Short problem> Leave out the images and repeat the listing below without a single change.

Data entries>
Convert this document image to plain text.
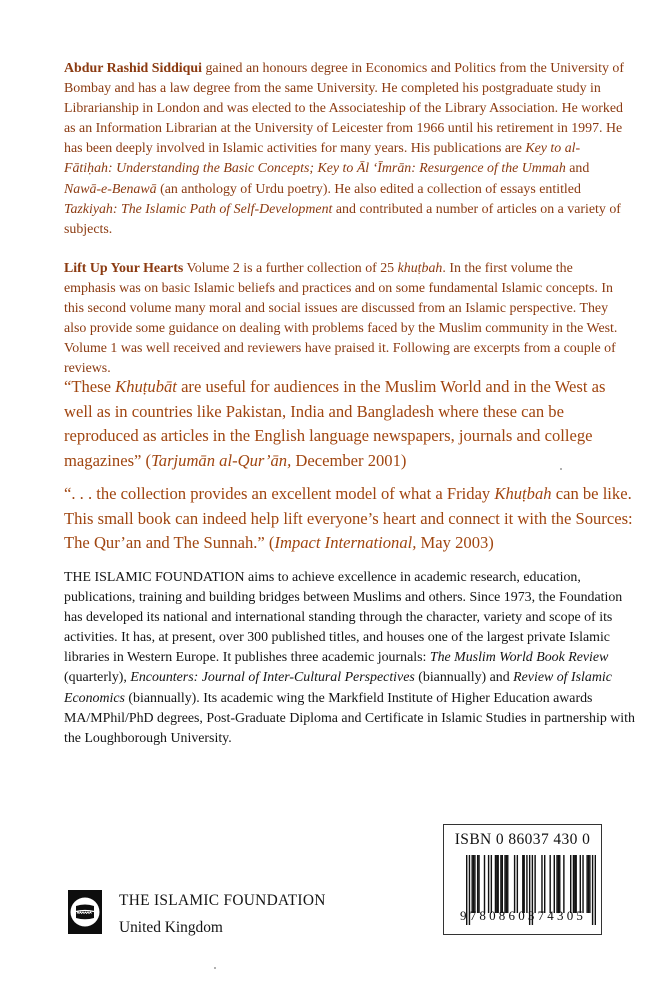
Abdur Rashid Siddiqui gained an honours degree in Economics and Politics from the University of Bombay and has a law degree from the same University. He completed his postgraduate study in Librarianship in London and was elected to the Associateship of the Library Association. He worked as an Information Librarian at the University of Leicester from 1966 until his retirement in 1997. He has been deeply involved in Islamic activities for many years. His publications are Key to al-Fātiḥah: Understanding the Basic Concepts; Key to Āl ‘Īmrān: Resurgence of the Ummah and Nawā-e-Benawā (an anthology of Urdu poetry). He also edited a collection of essays entitled Tazkiyah: The Islamic Path of Self-Development and contributed a number of articles on a variety of subjects.

Lift Up Your Hearts Volume 2 is a further collection of 25 khuṭbah. In the first volume the emphasis was on basic Islamic beliefs and practices and on some fundamental Islamic concepts. In this second volume many moral and social issues are discussed from an Islamic perspective. They also provide some guidance on dealing with problems faced by the Muslim community in the West. Volume 1 was well received and reviewers have praised it. Following are excerpts from a couple of reviews.

“These Khuṭubāt are useful for audiences in the Muslim World and in the West as well as in countries like Pakistan, India and Bangladesh where these can be reproduced as articles in the English language newspapers, journals and college magazines” (Tarjumān al-Qur’ān, December 2001)

“. . . the collection provides an excellent model of what a Friday Khuṭbah can be like. This small book can indeed help lift everyone’s heart and connect it with the Sources: The Qur’an and The Sunnah.” (Impact International, May 2003)

THE ISLAMIC FOUNDATION aims to achieve excellence in academic research, education, publications, training and building bridges between Muslims and others. Since 1973, the Foundation has developed its national and international standing through the character, variety and scope of its activities. It has, at present, over 300 published titles, and houses one of the largest private Islamic libraries in Western Europe. It publishes three academic journals: The Muslim World Book Review (quarterly), Encounters: Journal of Inter-Cultural Perspectives (biannually) and Review of Islamic Economics (biannually). Its academic wing the Markfield Institute of Higher Education awards MA/MPhil/PhD degrees, Post-Graduate Diploma and Certificate in Islamic Studies in partnership with the Loughborough University.

THE ISLAMIC FOUNDATION
United Kingdom
ISBN 0 86037 430 0
9780860374305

Problem solution>
Convert this document image to plain text.
Abdur Rashid Siddiqui gained an honours degree in Economics and Politics from the University of Bombay and has a law degree from the same University. He completed his postgraduate study in Librarianship in London and was elected to the Associateship of the Library Association. He worked as an Information Librarian at the University of Leicester from 1966 until his retirement in 1997. He has been deeply involved in Islamic activities for many years. His publications are Key to al-Fātiḥah: Understanding the Basic Concepts; Key to Āl ‘Īmrān: Resurgence of the Ummah and Nawā-e-Benawā (an anthology of Urdu poetry). He also edited a collection of essays entitled Tazkiyah: The Islamic Path of Self-Development and contributed a number of articles on a variety of subjects.

Lift Up Your Hearts Volume 2 is a further collection of 25 khuṭbah. In the first volume the emphasis was on basic Islamic beliefs and practices and on some fundamental Islamic concepts. In this second volume many moral and social issues are discussed from an Islamic perspective. They also provide some guidance on dealing with problems faced by the Muslim community in the West. Volume 1 was well received and reviewers have praised it. Following are excerpts from a couple of reviews.

“These Khuṭubāt are useful for audiences in the Muslim World and in the West as well as in countries like Pakistan, India and Bangladesh where these can be reproduced as articles in the English language newspapers, journals and college magazines” (Tarjumān al-Qur’ān, December 2001)

“. . . the collection provides an excellent model of what a Friday Khuṭbah can be like. This small book can indeed help lift everyone’s heart and connect it with the Sources: The Qur’an and The Sunnah.” (Impact International, May 2003)

THE ISLAMIC FOUNDATION aims to achieve excellence in academic research, education, publications, training and building bridges between Muslims and others. Since 1973, the Foundation has developed its national and international standing through the character, variety and scope of its activities. It has, at present, over 300 published titles, and houses one of the largest private Islamic libraries in Western Europe. It publishes three academic journals: The Muslim World Book Review (quarterly), Encounters: Journal of Inter-Cultural Perspectives (biannually) and Review of Islamic Economics (biannually). Its academic wing the Markfield Institute of Higher Education awards MA/MPhil/PhD degrees, Post-Graduate Diploma and Certificate in Islamic Studies in partnership with the Loughborough University.

THE ISLAMIC FOUNDATION
United Kingdom
ISBN 0 86037 430 0
9780860374305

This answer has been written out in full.